### Provided records

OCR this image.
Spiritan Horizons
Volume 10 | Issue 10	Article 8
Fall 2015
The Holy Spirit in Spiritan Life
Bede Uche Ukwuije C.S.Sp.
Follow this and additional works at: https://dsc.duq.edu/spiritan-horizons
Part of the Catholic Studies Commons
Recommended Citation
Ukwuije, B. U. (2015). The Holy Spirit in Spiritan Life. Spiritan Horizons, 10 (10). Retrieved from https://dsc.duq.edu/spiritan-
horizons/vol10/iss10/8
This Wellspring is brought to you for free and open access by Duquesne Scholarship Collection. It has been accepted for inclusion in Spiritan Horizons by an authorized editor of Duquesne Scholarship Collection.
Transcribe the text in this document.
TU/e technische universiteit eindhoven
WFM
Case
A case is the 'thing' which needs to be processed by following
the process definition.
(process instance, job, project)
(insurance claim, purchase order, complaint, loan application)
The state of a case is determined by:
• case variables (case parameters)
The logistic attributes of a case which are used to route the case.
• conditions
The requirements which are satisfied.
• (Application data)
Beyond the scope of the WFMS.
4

######

Aim: Check each line of the material above for "Holy" and say how many lines contain it, giving the number alone.

Answer to this exercise: 2